## DATA PROVIDED
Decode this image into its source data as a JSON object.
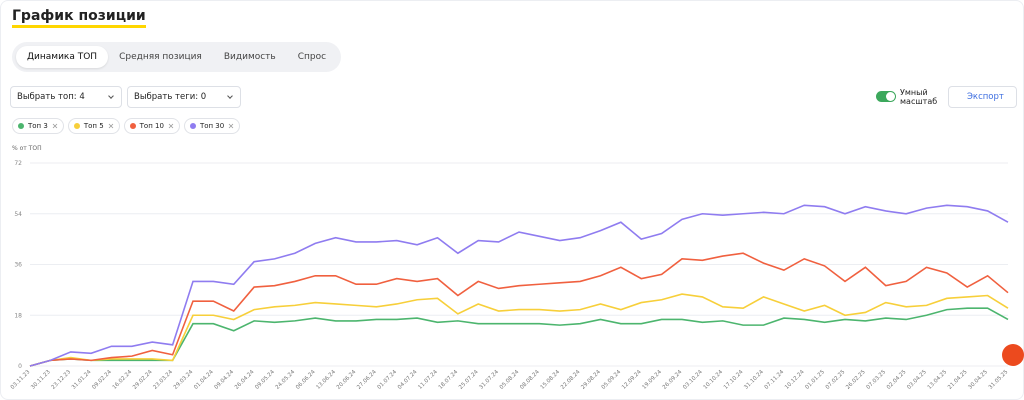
{
  "ui": {
    "title": "График позиции",
    "tabs": [
      "Динамика ТОП",
      "Средняя позиция",
      "Видимость",
      "Спрос"
    ],
    "selects": [
      "Выбрать топ: 4",
      "Выбрать теги: 0"
    ],
    "toggle_label": "Умный масштаб",
    "export": "Экспорт"
  },
  "chart_data": {
    "type": "line",
    "ylabel": "% от ТОП",
    "categories": [
      "03.11.23",
      "30.11.23",
      "23.12.23",
      "31.01.24",
      "09.02.24",
      "16.02.24",
      "29.02.24",
      "23.03.24",
      "29.03.24",
      "01.04.24",
      "09.04.24",
      "26.04.24",
      "09.05.24",
      "24.05.24",
      "06.06.24",
      "13.06.24",
      "20.06.24",
      "27.06.24",
      "01.07.24",
      "04.07.24",
      "11.07.24",
      "18.07.24",
      "25.07.24",
      "31.07.24",
      "05.08.24",
      "08.08.24",
      "15.08.24",
      "22.08.24",
      "29.08.24",
      "05.09.24",
      "12.09.24",
      "19.09.24",
      "26.09.24",
      "03.10.24",
      "10.10.24",
      "17.10.24",
      "31.10.24",
      "07.11.24",
      "10.12.24",
      "01.01.25",
      "07.02.25",
      "26.02.25",
      "07.03.25",
      "02.04.25",
      "03.04.25",
      "13.04.25",
      "21.04.25",
      "30.04.25",
      "31.05.25"
    ],
    "series": [
      {
        "name": "Топ 3",
        "color": "#4cb56e",
        "values": [
          0,
          2,
          2.5,
          2,
          2,
          2,
          2,
          2,
          15,
          15,
          12.5,
          16,
          15.5,
          16,
          17,
          16,
          16,
          16.5,
          16.5,
          17,
          15.5,
          16,
          15,
          15,
          15,
          15,
          14.5,
          15,
          16.5,
          15,
          15,
          16.5,
          16.5,
          15.5,
          16,
          14.5,
          14.5,
          17,
          16.5,
          15.5,
          16.5,
          16,
          17,
          16.5,
          18,
          20,
          20.5,
          20.5,
          16.5
        ]
      },
      {
        "name": "Топ 5",
        "color": "#f7cf3a",
        "values": [
          0,
          2,
          3,
          2,
          2.5,
          2.5,
          2.5,
          2,
          18,
          18,
          16.5,
          20,
          21,
          21.5,
          22.5,
          22,
          21.5,
          21,
          22,
          23.5,
          24,
          18.5,
          22,
          19.5,
          20,
          20,
          19.5,
          20,
          22,
          20,
          22.5,
          23.5,
          25.5,
          24.5,
          21,
          20.5,
          24.5,
          22,
          19.5,
          21.5,
          18,
          19,
          22.5,
          21,
          21.5,
          24,
          24.5,
          25,
          20.5
        ]
      },
      {
        "name": "Топ 10",
        "color": "#f0603f",
        "values": [
          0,
          2,
          2.5,
          2,
          3,
          3.5,
          5.5,
          4,
          23,
          23,
          19.5,
          28,
          28.5,
          30,
          32,
          32,
          29,
          29,
          31,
          30,
          31,
          25,
          30,
          27.5,
          28.5,
          29,
          29.5,
          30,
          32,
          35,
          31,
          32.5,
          38,
          37.5,
          39,
          40,
          36.5,
          34,
          38,
          35.5,
          30,
          35,
          28.5,
          30,
          35,
          33,
          28,
          32,
          26
        ]
      },
      {
        "name": "Топ 30",
        "color": "#8f7cf0",
        "values": [
          0,
          2,
          5,
          4.5,
          7,
          7,
          8.5,
          7.5,
          30,
          30,
          29,
          37,
          38,
          40,
          43.5,
          45.5,
          44,
          44,
          44.5,
          43,
          45.5,
          40,
          44.5,
          44,
          47.5,
          46,
          44.5,
          45.5,
          48,
          51,
          45,
          47,
          52,
          54,
          53.5,
          54,
          54.5,
          54,
          57,
          56.5,
          54,
          56.5,
          55,
          54,
          56,
          57,
          56.5,
          55,
          51
        ]
      }
    ],
    "ylim": [
      0,
      72
    ],
    "yticks": [
      0,
      18,
      36,
      54,
      72
    ],
    "grid": true
  }
}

## WHAT IS EXPECTED
Lines of the material that contain the word "color" are to be gathered.

## SOLUTION FOR THIS PROBLEM
        "color": "#4cb56e",
        "color": "#f7cf3a",
        "color": "#f0603f",
        "color": "#8f7cf0",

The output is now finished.